(Records from a data collection)
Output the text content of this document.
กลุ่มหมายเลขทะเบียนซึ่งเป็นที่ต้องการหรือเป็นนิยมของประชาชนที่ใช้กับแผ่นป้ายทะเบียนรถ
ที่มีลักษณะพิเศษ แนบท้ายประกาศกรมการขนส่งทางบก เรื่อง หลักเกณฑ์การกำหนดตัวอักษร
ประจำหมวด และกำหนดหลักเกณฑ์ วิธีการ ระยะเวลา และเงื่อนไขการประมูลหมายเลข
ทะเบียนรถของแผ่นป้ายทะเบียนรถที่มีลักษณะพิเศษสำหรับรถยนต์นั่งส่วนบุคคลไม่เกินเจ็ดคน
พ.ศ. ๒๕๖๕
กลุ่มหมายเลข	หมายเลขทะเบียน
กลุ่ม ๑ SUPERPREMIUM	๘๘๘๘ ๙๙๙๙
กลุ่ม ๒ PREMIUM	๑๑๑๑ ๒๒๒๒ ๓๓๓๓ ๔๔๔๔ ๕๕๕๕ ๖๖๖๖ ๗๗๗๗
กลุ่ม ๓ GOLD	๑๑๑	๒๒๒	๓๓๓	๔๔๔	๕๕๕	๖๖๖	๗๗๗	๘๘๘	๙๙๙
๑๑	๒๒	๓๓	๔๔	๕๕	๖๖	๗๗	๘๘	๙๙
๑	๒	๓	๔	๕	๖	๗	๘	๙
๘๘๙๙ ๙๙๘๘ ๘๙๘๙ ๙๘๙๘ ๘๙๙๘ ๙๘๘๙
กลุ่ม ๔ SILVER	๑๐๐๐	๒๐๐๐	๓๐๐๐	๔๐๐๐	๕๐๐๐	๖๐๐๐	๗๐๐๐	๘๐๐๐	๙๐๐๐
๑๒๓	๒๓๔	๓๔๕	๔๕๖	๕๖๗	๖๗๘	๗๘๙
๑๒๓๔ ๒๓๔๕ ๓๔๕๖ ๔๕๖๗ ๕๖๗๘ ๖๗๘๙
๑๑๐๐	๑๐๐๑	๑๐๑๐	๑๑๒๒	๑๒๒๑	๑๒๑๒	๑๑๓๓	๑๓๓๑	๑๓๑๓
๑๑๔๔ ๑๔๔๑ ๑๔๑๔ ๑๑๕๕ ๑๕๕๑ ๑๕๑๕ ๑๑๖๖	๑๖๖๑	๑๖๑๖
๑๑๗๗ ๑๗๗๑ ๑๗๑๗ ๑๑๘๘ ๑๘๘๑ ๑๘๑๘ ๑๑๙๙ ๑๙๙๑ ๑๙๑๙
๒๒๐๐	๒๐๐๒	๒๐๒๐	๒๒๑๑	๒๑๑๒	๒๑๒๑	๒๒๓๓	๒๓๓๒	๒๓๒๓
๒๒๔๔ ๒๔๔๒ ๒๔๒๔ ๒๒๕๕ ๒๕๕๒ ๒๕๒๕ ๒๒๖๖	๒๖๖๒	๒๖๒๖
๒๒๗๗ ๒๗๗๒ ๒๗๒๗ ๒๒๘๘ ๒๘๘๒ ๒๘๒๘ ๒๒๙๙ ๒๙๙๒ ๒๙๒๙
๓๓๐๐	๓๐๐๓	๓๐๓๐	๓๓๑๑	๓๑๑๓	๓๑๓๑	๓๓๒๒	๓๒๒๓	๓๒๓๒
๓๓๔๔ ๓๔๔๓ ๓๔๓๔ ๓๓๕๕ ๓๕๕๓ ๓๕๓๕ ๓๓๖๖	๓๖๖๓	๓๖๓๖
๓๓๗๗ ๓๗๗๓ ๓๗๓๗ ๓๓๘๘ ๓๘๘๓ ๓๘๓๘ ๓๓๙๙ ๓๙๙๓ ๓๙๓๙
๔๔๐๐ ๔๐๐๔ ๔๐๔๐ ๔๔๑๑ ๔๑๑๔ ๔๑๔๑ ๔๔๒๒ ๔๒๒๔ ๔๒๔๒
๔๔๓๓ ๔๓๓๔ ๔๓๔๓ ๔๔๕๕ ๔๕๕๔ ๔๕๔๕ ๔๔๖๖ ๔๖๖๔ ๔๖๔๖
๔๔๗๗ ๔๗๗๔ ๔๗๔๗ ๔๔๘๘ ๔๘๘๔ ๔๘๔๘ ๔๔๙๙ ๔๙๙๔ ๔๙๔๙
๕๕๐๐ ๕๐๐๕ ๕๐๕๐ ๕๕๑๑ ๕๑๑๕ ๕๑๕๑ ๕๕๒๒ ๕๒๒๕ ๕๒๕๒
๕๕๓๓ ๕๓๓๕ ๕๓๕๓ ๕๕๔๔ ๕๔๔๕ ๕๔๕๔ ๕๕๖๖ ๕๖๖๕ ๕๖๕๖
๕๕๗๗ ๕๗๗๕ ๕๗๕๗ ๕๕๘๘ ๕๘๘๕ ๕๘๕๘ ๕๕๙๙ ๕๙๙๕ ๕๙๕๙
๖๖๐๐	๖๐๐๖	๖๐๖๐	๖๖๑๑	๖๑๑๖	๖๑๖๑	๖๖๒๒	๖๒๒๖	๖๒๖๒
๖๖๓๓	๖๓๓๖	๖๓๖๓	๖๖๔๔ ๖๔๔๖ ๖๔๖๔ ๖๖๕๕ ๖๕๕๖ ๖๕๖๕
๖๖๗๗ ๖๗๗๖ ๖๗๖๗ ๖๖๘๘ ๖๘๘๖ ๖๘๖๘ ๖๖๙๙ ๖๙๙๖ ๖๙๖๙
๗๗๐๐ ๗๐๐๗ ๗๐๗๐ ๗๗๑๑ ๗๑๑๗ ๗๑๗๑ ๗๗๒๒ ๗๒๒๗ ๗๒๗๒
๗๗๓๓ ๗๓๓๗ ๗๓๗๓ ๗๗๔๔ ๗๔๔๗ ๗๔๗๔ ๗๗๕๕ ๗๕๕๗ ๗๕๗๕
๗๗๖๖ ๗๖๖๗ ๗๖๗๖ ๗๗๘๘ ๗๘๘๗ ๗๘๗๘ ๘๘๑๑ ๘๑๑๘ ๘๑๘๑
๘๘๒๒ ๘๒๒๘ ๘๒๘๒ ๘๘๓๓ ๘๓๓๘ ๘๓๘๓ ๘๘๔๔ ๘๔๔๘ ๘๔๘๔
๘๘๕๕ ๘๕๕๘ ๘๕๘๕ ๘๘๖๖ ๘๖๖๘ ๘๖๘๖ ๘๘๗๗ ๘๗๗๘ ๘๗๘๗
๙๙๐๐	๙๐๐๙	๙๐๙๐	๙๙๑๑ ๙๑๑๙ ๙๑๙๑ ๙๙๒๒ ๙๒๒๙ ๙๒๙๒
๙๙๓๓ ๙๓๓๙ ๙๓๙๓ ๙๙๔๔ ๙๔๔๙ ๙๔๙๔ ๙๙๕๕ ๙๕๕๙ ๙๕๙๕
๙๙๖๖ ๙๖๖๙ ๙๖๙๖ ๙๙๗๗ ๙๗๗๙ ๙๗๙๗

Set problem →
Pull every line holding "กเกณฑ" out of the records.

Final answer →
ที่มีลักษณะพิเศษ แนบท้ายประกาศกรมการขนส่งทางบก เรื่อง หลักเกณฑ์การกำหนดตัวอักษร
ประจำหมวด และกำหนดหลักเกณฑ์ วิธีการ ระยะเวลา และเงื่อนไขการประมูลหมายเลข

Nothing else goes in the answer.